*Directions:* List every line below containing "proper".
· · ·
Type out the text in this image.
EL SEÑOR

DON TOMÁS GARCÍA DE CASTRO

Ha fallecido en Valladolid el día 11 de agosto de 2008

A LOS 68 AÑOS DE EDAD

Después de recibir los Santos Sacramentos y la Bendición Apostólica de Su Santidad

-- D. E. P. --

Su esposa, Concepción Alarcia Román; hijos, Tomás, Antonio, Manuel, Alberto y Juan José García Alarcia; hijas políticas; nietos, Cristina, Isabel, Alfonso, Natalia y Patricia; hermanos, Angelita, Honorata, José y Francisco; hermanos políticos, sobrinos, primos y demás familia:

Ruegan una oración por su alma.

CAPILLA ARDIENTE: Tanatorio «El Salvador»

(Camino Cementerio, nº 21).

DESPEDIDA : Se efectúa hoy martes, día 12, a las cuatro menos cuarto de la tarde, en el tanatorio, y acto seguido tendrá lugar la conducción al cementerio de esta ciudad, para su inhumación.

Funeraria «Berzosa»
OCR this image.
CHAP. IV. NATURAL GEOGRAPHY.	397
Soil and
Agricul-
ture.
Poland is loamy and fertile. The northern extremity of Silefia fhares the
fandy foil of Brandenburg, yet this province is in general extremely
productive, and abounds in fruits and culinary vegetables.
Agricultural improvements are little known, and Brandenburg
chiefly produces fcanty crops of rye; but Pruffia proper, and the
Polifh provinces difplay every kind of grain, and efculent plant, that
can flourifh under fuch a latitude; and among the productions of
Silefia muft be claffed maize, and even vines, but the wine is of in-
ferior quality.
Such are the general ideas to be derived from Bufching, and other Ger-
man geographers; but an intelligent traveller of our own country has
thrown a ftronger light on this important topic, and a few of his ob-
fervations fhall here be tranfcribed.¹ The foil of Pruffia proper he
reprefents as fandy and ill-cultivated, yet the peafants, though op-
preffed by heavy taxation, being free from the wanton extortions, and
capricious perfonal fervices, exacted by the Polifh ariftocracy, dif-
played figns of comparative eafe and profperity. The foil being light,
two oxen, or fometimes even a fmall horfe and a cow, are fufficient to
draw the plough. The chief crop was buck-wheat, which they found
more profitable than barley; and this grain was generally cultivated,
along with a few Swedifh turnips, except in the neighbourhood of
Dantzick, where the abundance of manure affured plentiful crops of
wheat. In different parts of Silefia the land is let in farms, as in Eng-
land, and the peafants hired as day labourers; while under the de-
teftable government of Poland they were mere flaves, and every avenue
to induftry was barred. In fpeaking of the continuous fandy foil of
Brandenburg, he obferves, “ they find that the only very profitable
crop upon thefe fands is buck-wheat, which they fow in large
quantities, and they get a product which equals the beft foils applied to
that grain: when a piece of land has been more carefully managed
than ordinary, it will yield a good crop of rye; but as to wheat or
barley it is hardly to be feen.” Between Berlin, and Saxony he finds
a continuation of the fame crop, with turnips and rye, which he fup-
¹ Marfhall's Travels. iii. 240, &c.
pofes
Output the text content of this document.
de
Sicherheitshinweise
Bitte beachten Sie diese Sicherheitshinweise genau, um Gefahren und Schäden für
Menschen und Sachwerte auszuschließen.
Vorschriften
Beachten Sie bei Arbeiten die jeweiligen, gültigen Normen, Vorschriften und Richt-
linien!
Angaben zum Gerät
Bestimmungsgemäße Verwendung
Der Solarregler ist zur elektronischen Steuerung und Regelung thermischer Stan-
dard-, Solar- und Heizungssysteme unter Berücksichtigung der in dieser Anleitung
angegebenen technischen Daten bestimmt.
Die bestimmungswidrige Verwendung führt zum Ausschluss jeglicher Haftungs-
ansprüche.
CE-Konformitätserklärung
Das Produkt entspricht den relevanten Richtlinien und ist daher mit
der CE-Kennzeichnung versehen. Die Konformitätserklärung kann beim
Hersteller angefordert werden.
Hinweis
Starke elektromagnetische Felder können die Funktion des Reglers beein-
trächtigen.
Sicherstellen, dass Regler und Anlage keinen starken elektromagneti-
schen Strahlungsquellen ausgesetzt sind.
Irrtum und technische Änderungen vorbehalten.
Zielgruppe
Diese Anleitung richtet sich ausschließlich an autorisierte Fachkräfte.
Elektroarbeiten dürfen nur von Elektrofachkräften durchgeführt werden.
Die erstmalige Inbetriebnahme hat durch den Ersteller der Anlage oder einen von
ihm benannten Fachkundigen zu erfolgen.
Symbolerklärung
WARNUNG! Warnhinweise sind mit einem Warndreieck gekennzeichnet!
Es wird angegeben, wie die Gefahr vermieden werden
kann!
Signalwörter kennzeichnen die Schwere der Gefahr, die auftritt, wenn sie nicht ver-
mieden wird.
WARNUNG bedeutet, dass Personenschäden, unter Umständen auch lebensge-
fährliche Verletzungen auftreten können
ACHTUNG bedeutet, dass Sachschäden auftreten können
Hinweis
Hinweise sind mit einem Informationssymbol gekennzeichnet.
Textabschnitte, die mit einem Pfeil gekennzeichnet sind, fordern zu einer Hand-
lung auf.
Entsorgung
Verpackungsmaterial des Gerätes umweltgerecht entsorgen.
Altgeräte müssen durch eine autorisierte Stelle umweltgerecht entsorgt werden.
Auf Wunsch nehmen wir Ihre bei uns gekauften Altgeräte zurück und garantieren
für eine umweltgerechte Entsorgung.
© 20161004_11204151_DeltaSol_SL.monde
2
· · ·
*Solution:*
chiefly produces fcanty crops of rye; but Pruffia proper, and the
fervations fhall here be tranfcribed.¹ The foil of Pruffia proper he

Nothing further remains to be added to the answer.